STATED EXERCISE
Note each line that includes the word "Población". Copy those lines.

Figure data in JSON
###

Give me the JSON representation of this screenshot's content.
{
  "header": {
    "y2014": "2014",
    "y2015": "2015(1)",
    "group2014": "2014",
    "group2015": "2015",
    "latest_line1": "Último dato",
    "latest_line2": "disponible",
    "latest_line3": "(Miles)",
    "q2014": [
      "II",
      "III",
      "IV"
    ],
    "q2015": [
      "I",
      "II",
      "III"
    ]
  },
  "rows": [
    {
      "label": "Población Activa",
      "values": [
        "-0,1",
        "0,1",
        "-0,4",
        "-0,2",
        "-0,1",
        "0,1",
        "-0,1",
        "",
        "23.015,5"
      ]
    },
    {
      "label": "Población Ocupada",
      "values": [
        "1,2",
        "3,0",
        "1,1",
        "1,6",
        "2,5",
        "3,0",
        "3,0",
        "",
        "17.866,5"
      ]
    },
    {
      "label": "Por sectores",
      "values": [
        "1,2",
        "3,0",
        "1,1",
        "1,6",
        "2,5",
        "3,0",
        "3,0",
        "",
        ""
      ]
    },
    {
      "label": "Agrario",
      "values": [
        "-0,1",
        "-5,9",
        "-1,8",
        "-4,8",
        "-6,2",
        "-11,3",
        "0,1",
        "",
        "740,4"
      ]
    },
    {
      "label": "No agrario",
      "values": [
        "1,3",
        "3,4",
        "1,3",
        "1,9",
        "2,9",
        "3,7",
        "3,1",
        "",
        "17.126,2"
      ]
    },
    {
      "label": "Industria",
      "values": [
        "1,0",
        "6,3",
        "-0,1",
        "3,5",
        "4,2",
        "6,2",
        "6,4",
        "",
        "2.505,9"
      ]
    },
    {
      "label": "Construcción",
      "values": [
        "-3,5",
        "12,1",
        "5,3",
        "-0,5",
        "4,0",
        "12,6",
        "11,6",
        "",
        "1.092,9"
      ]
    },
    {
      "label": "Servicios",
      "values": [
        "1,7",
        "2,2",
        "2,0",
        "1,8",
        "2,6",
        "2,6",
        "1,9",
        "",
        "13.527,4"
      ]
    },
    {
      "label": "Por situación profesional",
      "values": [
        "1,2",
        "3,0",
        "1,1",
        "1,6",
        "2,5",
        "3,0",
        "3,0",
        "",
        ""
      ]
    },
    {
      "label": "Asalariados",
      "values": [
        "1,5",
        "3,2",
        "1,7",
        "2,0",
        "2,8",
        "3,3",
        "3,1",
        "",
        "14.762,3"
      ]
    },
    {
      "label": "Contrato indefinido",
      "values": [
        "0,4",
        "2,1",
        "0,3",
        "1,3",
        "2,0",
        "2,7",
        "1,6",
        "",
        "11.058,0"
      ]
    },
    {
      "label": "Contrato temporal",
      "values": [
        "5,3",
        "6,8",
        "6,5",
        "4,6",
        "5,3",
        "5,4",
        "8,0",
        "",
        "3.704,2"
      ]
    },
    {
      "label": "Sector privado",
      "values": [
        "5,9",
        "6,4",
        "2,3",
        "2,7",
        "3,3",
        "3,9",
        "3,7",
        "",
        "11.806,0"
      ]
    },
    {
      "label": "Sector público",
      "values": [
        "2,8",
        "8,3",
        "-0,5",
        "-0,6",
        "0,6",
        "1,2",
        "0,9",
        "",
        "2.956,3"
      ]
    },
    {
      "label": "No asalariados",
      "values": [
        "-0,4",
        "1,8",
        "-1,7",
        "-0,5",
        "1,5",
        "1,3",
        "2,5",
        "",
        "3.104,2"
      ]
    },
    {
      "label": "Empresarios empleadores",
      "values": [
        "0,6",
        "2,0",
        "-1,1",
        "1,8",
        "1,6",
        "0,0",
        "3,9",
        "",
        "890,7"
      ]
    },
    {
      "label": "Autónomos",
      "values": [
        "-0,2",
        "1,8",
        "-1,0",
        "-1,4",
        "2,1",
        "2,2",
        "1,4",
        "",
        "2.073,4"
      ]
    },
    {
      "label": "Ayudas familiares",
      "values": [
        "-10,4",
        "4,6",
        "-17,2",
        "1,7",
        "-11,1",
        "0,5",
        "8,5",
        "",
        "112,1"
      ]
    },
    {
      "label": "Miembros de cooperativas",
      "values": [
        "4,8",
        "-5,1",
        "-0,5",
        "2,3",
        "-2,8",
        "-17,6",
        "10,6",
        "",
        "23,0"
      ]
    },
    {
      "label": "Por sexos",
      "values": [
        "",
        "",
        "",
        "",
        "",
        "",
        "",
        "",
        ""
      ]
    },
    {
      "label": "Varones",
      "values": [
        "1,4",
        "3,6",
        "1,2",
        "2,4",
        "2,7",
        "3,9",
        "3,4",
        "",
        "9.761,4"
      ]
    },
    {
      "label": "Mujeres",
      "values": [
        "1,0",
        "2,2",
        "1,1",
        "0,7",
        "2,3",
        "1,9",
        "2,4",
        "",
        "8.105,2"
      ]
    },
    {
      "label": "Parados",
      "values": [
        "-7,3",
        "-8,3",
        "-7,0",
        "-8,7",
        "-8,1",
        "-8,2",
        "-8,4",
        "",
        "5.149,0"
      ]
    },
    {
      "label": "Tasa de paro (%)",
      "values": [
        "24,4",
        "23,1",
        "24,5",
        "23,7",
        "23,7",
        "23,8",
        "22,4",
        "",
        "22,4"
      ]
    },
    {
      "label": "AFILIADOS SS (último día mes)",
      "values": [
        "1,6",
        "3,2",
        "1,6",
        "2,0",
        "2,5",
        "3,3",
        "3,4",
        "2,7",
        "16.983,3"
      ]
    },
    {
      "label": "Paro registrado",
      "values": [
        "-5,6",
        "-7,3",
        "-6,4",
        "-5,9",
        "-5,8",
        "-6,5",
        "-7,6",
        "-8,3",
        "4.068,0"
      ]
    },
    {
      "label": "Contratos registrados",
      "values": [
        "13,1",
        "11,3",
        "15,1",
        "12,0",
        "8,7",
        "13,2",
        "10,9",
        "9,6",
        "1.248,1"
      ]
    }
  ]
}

###

THE RESPONSE
      "label": "Población Activa",
      "label": "Población Ocupada",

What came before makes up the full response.